Entries from a visual dataset
===============
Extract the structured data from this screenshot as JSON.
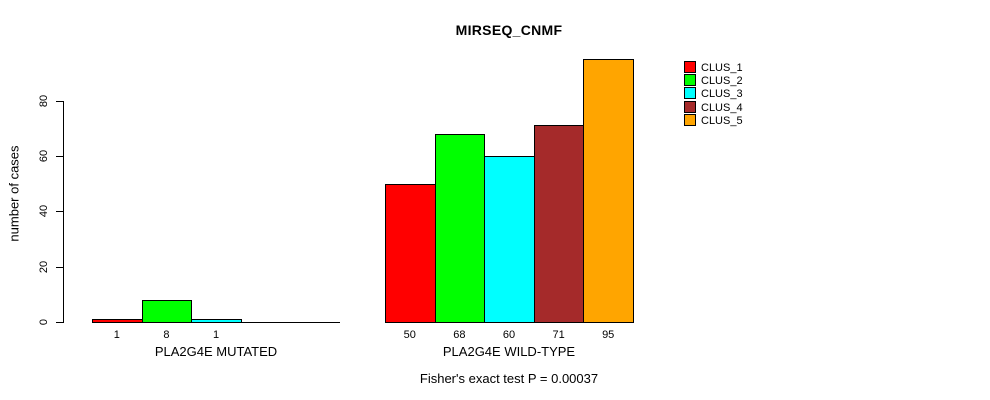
{
  "chart_data": {
    "type": "bar",
    "title": "MIRSEQ_CNMF",
    "ylabel": "number of cases",
    "footnote": "Fisher's exact test P = 0.00037",
    "ylim": [
      0,
      95
    ],
    "y_ticks": [
      0,
      20,
      40,
      60,
      80
    ],
    "grid": false,
    "legend_position": "top-right",
    "series": [
      {
        "name": "CLUS_1",
        "color": "#ff0000"
      },
      {
        "name": "CLUS_2",
        "color": "#00ff00"
      },
      {
        "name": "CLUS_3",
        "color": "#00ffff"
      },
      {
        "name": "CLUS_4",
        "color": "#a52a2a"
      },
      {
        "name": "CLUS_5",
        "color": "#ffa500"
      }
    ],
    "groups": [
      {
        "label": "PLA2G4E MUTATED",
        "values": [
          1,
          8,
          1,
          0,
          0
        ]
      },
      {
        "label": "PLA2G4E WILD-TYPE",
        "values": [
          50,
          68,
          60,
          71,
          95
        ]
      }
    ]
  }
}
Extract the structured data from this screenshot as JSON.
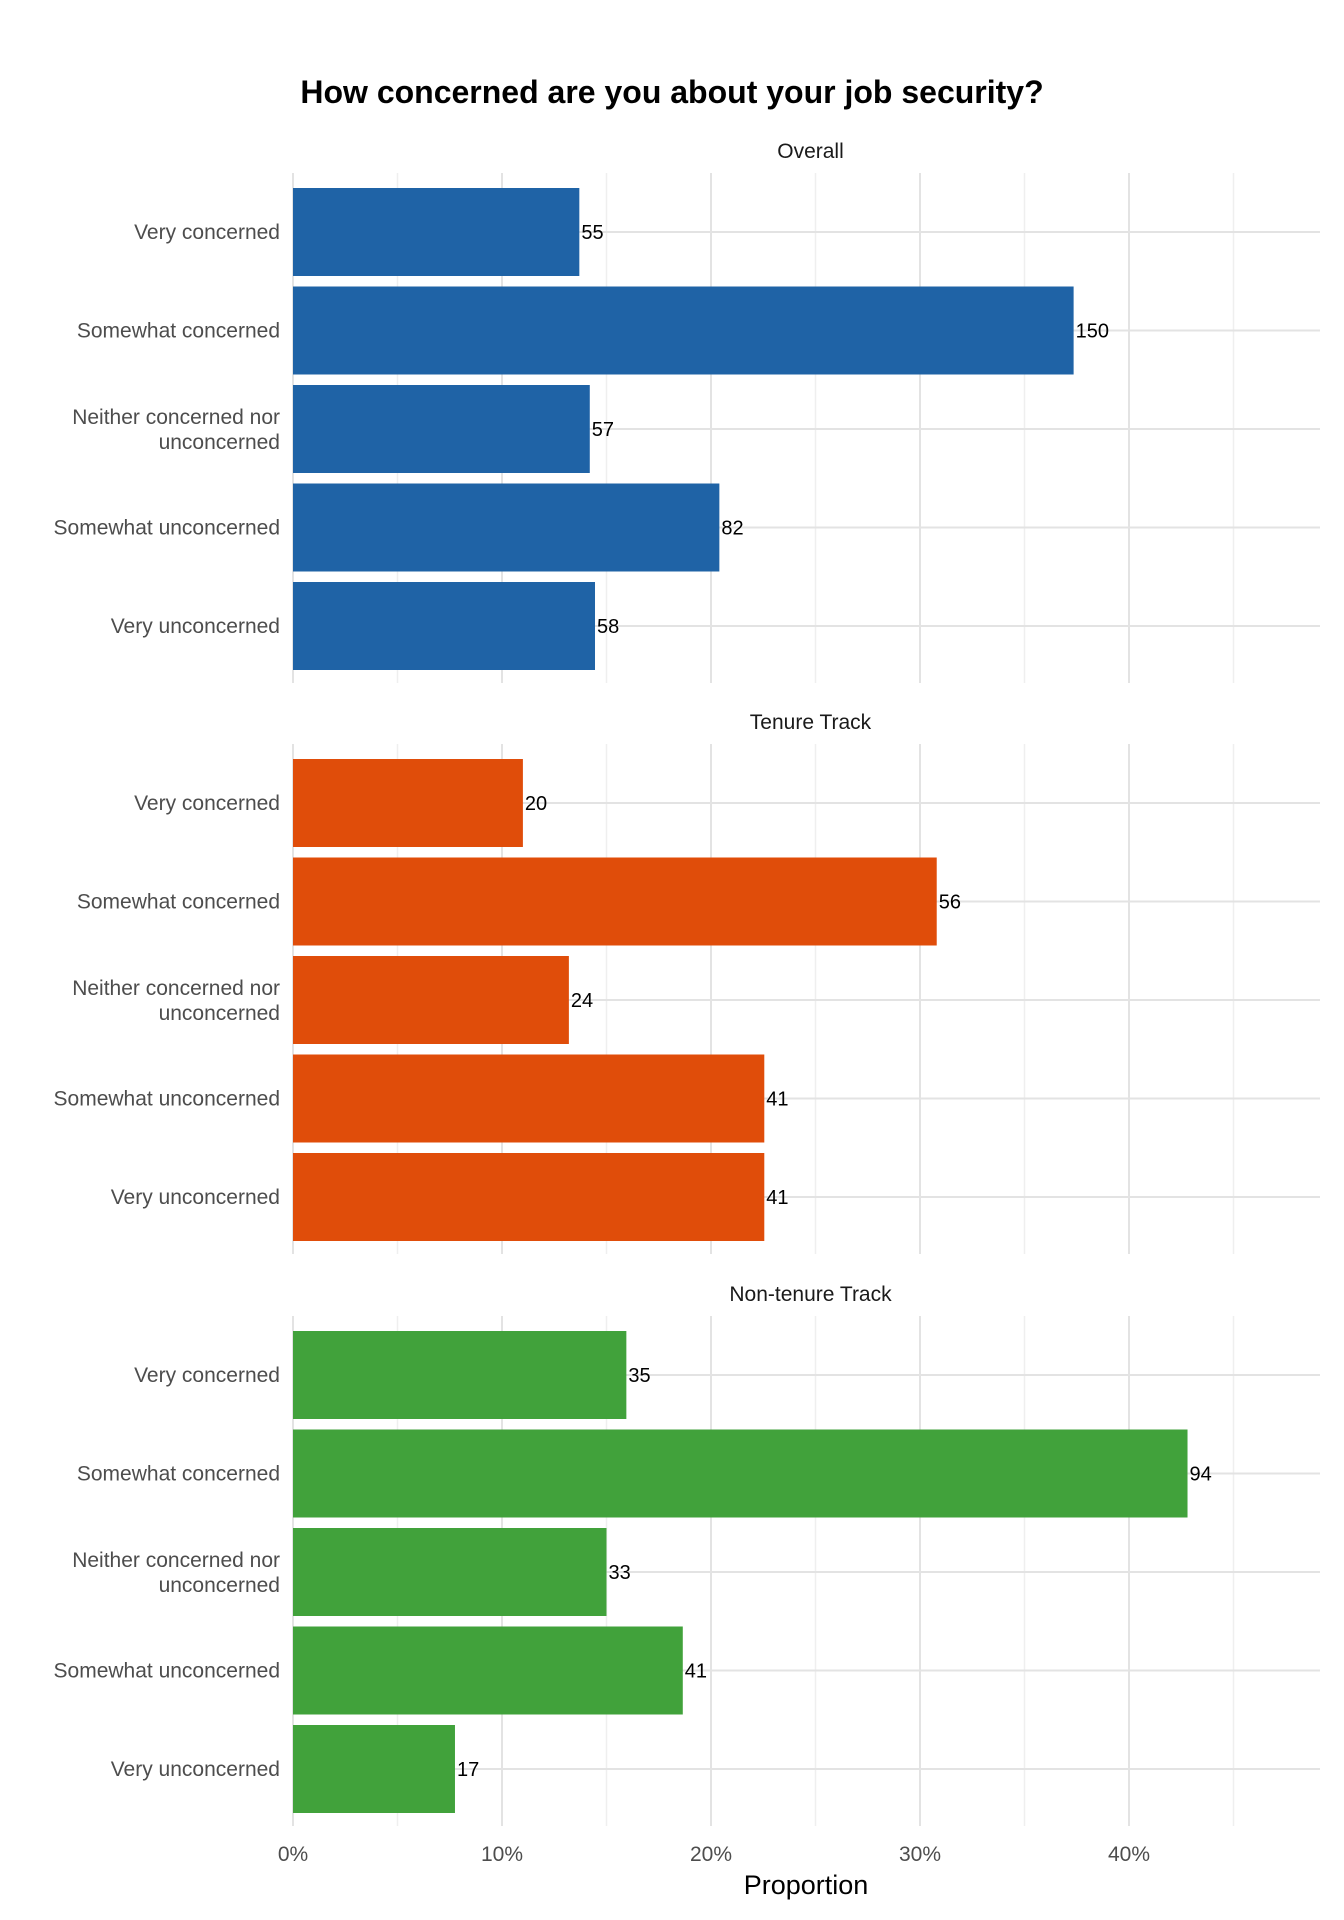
{
  "chart_data": {
    "type": "bar",
    "orientation": "horizontal",
    "title": "How concerned are you about your job security?",
    "xlabel": "Proportion",
    "ylabel": "",
    "xlim": [
      0,
      0.49
    ],
    "x_ticks": [
      0,
      0.1,
      0.2,
      0.3,
      0.4
    ],
    "x_tick_labels": [
      "0%",
      "10%",
      "20%",
      "30%",
      "40%"
    ],
    "grid": true,
    "legend": "none",
    "categories": [
      "Very concerned",
      "Somewhat concerned",
      "Neither concerned nor unconcerned",
      "Somewhat unconcerned",
      "Very unconcerned"
    ],
    "category_label_lines": [
      [
        "Very concerned"
      ],
      [
        "Somewhat concerned"
      ],
      [
        "Neither concerned nor",
        "unconcerned"
      ],
      [
        "Somewhat unconcerned"
      ],
      [
        "Very unconcerned"
      ]
    ],
    "panels": [
      {
        "name": "Overall",
        "color": "#1f63a6",
        "proportions": [
          0.137,
          0.3735,
          0.142,
          0.204,
          0.1445
        ],
        "counts": [
          55,
          150,
          57,
          82,
          58
        ]
      },
      {
        "name": "Tenure Track",
        "color": "#e04d0a",
        "proportions": [
          0.11,
          0.308,
          0.132,
          0.2255,
          0.2255
        ],
        "counts": [
          20,
          56,
          24,
          41,
          41
        ]
      },
      {
        "name": "Non-tenure Track",
        "color": "#41a23b",
        "proportions": [
          0.1595,
          0.428,
          0.15,
          0.1865,
          0.0775
        ],
        "counts": [
          35,
          94,
          33,
          41,
          17
        ]
      }
    ]
  }
}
===============
- Task goal:
Quote the material exactly. Pictures stay out.

- Response:
Extract the structured data from this screenshot as JSON.
{
  "chart_data": {
    "type": "bar",
    "title": "MIRSEQ_CNMF",
    "ylabel": "number of cases",
    "footnote": "Fisher's exact test P = 0.00037",
    "ylim": [
      0,
      95
    ],
    "y_ticks": [
      0,
      20,
      40,
      60,
      80
    ],
    "grid": false,
    "legend_position": "top-right",
    "series": [
      {
        "name": "CLUS_1",
        "color": "#ff0000"
      },
      {
        "name": "CLUS_2",
        "color": "#00ff00"
      },
      {
        "name": "CLUS_3",
        "color": "#00ffff"
      },
      {
        "name": "CLUS_4",
        "color": "#a52a2a"
      },
      {
        "name": "CLUS_5",
        "color": "#ffa500"
      }
    ],
    "groups": [
      {
        "label": "PLA2G4E MUTATED",
        "values": [
          1,
          8,
          1,
          0,
          0
        ]
      },
      {
        "label": "PLA2G4E WILD-TYPE",
        "values": [
          50,
          68,
          60,
          71,
          95
        ]
      }
    ]
  }
}
Extract the structured data from this screenshot as JSON.
{
  "chart_data": {
    "type": "bar",
    "orientation": "horizontal",
    "title": "How concerned are you about your job security?",
    "xlabel": "Proportion",
    "ylabel": "",
    "xlim": [
      0,
      0.49
    ],
    "x_ticks": [
      0,
      0.1,
      0.2,
      0.3,
      0.4
    ],
    "x_tick_labels": [
      "0%",
      "10%",
      "20%",
      "30%",
      "40%"
    ],
    "grid": true,
    "legend": "none",
    "categories": [
      "Very concerned",
      "Somewhat concerned",
      "Neither concerned nor unconcerned",
      "Somewhat unconcerned",
      "Very unconcerned"
    ],
    "category_label_lines": [
      [
        "Very concerned"
      ],
      [
        "Somewhat concerned"
      ],
      [
        "Neither concerned nor",
        "unconcerned"
      ],
      [
        "Somewhat unconcerned"
      ],
      [
        "Very unconcerned"
      ]
    ],
    "panels": [
      {
        "name": "Overall",
        "color": "#1f63a6",
        "proportions": [
          0.137,
          0.3735,
          0.142,
          0.204,
          0.1445
        ],
        "counts": [
          55,
          150,
          57,
          82,
          58
        ]
      },
      {
        "name": "Tenure Track",
        "color": "#e04d0a",
        "proportions": [
          0.11,
          0.308,
          0.132,
          0.2255,
          0.2255
        ],
        "counts": [
          20,
          56,
          24,
          41,
          41
        ]
      },
      {
        "name": "Non-tenure Track",
        "color": "#41a23b",
        "proportions": [
          0.1595,
          0.428,
          0.15,
          0.1865,
          0.0775
        ],
        "counts": [
          35,
          94,
          33,
          41,
          17
        ]
      }
    ]
  }
}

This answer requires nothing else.